Page transcription dataset items:

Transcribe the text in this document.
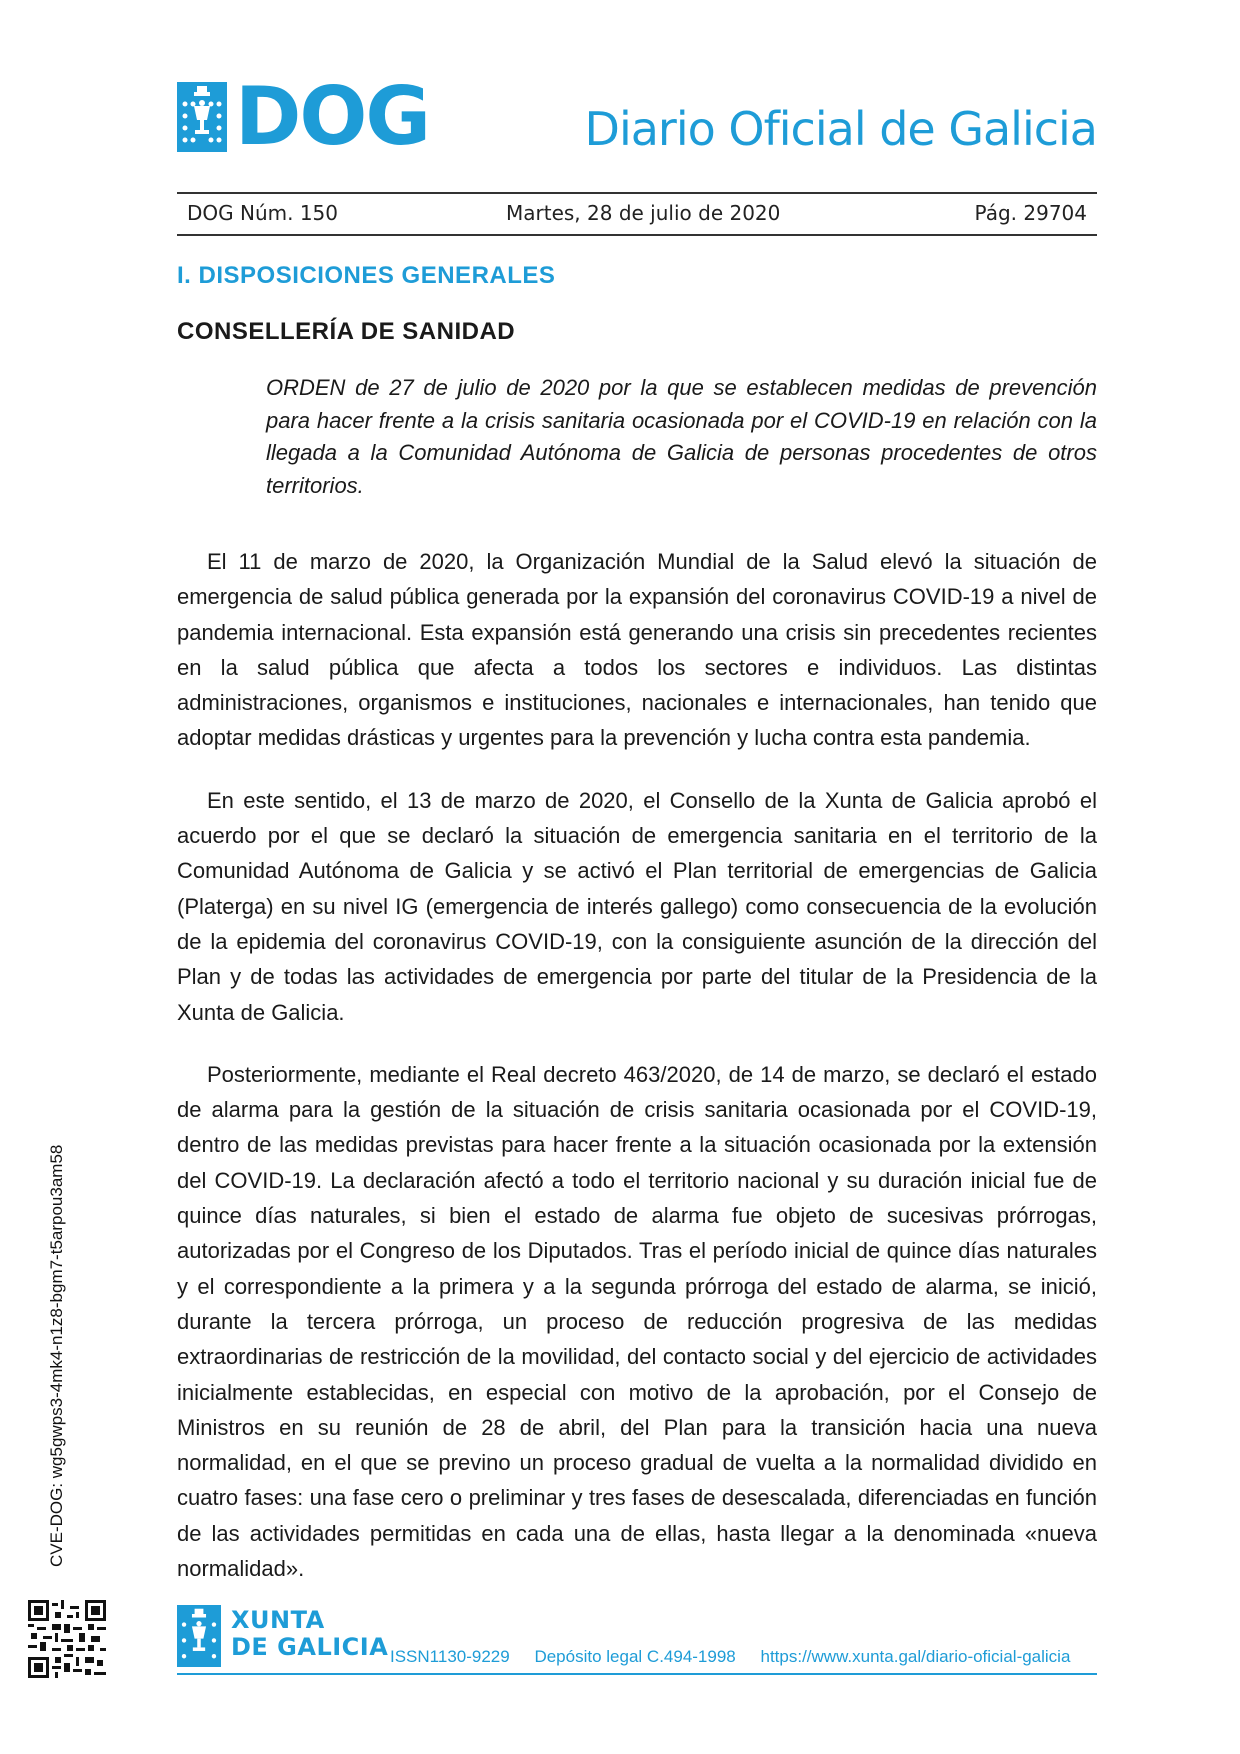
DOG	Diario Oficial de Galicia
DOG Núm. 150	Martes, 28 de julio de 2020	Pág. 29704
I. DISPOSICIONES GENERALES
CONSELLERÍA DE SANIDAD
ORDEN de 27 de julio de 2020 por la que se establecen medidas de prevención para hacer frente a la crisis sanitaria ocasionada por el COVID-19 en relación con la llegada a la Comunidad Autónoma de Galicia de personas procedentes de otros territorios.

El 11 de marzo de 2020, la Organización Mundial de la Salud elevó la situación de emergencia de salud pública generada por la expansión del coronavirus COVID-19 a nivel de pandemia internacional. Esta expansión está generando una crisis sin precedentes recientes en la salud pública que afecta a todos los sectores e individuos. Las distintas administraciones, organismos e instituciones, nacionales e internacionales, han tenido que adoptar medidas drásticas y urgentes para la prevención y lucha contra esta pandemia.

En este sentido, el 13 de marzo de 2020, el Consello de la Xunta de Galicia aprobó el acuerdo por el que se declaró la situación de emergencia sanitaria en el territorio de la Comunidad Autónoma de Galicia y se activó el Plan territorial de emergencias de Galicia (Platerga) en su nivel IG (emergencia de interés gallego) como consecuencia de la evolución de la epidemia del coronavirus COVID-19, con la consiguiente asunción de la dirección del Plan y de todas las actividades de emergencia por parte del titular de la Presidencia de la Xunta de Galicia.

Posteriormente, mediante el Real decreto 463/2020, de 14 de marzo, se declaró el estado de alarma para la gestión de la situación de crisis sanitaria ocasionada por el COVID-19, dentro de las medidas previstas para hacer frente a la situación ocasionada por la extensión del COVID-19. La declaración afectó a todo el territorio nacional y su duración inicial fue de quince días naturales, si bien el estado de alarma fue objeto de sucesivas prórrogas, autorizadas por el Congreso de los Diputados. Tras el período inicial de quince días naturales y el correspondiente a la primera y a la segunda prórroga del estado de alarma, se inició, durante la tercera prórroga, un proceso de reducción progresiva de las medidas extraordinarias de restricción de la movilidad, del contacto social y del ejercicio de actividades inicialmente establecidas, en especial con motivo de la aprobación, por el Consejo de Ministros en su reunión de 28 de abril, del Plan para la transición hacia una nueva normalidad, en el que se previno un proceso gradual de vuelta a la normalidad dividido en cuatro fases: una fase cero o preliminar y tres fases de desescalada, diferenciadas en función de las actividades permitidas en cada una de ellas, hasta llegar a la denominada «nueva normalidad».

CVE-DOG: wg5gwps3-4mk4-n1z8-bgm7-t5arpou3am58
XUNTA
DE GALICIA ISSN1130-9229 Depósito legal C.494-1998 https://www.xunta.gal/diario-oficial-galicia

What needs to be done: Reproduce the lines above exactly, image-free.

Reply:
Transcribe the text in this document.
DOG	Diario Oficial de Galicia
DOG Núm. 150	Martes, 28 de julio de 2020	Pág. 29704
I. DISPOSICIONES GENERALES
CONSELLERÍA DE SANIDAD
ORDEN de 27 de julio de 2020 por la que se establecen medidas de prevención para hacer frente a la crisis sanitaria ocasionada por el COVID-19 en relación con la llegada a la Comunidad Autónoma de Galicia de personas procedentes de otros territorios.

El 11 de marzo de 2020, la Organización Mundial de la Salud elevó la situación de emergencia de salud pública generada por la expansión del coronavirus COVID-19 a nivel de pandemia internacional. Esta expansión está generando una crisis sin precedentes recientes en la salud pública que afecta a todos los sectores e individuos. Las distintas administraciones, organismos e instituciones, nacionales e internacionales, han tenido que adoptar medidas drásticas y urgentes para la prevención y lucha contra esta pandemia.

En este sentido, el 13 de marzo de 2020, el Consello de la Xunta de Galicia aprobó el acuerdo por el que se declaró la situación de emergencia sanitaria en el territorio de la Comunidad Autónoma de Galicia y se activó el Plan territorial de emergencias de Galicia (Platerga) en su nivel IG (emergencia de interés gallego) como consecuencia de la evolución de la epidemia del coronavirus COVID-19, con la consiguiente asunción de la dirección del Plan y de todas las actividades de emergencia por parte del titular de la Presidencia de la Xunta de Galicia.

Posteriormente, mediante el Real decreto 463/2020, de 14 de marzo, se declaró el estado de alarma para la gestión de la situación de crisis sanitaria ocasionada por el COVID-19, dentro de las medidas previstas para hacer frente a la situación ocasionada por la extensión del COVID-19. La declaración afectó a todo el territorio nacional y su duración inicial fue de quince días naturales, si bien el estado de alarma fue objeto de sucesivas prórrogas, autorizadas por el Congreso de los Diputados. Tras el período inicial de quince días naturales y el correspondiente a la primera y a la segunda prórroga del estado de alarma, se inició, durante la tercera prórroga, un proceso de reducción progresiva de las medidas extraordinarias de restricción de la movilidad, del contacto social y del ejercicio de actividades inicialmente establecidas, en especial con motivo de la aprobación, por el Consejo de Ministros en su reunión de 28 de abril, del Plan para la transición hacia una nueva normalidad, en el que se previno un proceso gradual de vuelta a la normalidad dividido en cuatro fases: una fase cero o preliminar y tres fases de desescalada, diferenciadas en función de las actividades permitidas en cada una de ellas, hasta llegar a la denominada «nueva normalidad».

CVE-DOG: wg5gwps3-4mk4-n1z8-bgm7-t5arpou3am58
XUNTA
DE GALICIA ISSN1130-9229 Depósito legal C.494-1998 https://www.xunta.gal/diario-oficial-galicia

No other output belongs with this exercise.